EXERCISE INSTRUCTIONS:
Go through the data below. Pull out every line that has the word "JSON".
** Begin **
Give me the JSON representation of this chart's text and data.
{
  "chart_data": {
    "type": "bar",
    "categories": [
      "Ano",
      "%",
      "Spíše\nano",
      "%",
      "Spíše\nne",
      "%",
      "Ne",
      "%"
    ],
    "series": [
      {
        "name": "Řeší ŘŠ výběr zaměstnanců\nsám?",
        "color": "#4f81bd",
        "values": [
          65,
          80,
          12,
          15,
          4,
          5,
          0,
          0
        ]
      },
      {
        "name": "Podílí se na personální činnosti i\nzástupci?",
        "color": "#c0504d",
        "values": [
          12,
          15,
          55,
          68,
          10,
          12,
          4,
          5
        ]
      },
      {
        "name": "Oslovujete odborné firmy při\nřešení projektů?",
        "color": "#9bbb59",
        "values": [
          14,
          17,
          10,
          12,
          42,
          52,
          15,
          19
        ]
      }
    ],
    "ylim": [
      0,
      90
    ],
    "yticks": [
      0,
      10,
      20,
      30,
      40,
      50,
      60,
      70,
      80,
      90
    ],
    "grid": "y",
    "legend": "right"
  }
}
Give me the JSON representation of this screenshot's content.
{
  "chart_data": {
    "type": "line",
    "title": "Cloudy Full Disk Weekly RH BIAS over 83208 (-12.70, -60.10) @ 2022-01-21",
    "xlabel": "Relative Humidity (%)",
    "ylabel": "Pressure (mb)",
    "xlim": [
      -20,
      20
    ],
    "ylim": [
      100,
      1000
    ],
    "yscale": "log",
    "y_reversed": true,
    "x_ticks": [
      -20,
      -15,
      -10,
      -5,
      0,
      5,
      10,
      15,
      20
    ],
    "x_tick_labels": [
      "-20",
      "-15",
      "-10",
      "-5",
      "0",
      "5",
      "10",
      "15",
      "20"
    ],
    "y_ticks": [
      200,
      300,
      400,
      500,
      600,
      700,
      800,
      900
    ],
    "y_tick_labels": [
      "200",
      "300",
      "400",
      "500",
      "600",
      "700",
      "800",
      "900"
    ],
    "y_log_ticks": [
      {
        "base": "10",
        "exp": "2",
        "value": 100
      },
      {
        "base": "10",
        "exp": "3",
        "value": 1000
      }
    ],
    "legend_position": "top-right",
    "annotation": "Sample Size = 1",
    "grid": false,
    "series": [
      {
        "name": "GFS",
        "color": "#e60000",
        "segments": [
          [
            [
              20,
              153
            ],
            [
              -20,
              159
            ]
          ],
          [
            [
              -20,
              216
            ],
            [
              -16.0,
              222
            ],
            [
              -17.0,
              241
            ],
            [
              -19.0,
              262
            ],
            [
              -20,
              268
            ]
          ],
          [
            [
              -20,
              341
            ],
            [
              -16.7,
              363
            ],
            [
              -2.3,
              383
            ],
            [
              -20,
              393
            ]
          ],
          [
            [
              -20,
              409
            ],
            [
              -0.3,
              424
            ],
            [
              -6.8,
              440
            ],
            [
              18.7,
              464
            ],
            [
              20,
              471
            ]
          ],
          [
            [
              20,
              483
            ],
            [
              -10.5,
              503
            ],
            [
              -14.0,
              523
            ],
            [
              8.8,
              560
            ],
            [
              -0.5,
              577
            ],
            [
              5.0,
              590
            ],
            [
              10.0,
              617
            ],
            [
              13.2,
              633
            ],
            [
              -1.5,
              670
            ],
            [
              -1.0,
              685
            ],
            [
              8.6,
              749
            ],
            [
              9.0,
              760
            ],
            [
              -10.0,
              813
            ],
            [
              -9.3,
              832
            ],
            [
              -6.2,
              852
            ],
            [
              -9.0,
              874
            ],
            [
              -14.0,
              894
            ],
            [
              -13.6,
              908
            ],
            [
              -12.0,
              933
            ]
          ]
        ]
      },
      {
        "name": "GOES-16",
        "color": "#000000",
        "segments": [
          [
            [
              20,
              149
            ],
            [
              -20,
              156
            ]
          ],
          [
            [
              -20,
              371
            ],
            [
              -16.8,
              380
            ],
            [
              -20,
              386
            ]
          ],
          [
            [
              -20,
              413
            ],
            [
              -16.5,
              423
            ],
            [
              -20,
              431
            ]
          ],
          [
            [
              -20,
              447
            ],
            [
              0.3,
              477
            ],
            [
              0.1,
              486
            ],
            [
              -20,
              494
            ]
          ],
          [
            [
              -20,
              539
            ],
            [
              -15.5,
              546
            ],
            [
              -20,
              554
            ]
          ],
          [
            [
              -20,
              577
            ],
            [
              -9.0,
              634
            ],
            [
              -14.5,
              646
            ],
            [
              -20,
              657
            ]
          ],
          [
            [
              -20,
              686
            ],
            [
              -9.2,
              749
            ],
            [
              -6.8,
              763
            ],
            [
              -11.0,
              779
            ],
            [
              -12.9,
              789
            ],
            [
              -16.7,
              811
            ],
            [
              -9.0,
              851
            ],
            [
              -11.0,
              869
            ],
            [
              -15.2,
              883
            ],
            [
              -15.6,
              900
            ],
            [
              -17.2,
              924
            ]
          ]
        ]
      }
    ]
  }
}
** End **
RESULT OF THE TASK:
Give me the JSON representation of this chart's text and data.
Give me the JSON representation of this screenshot's content.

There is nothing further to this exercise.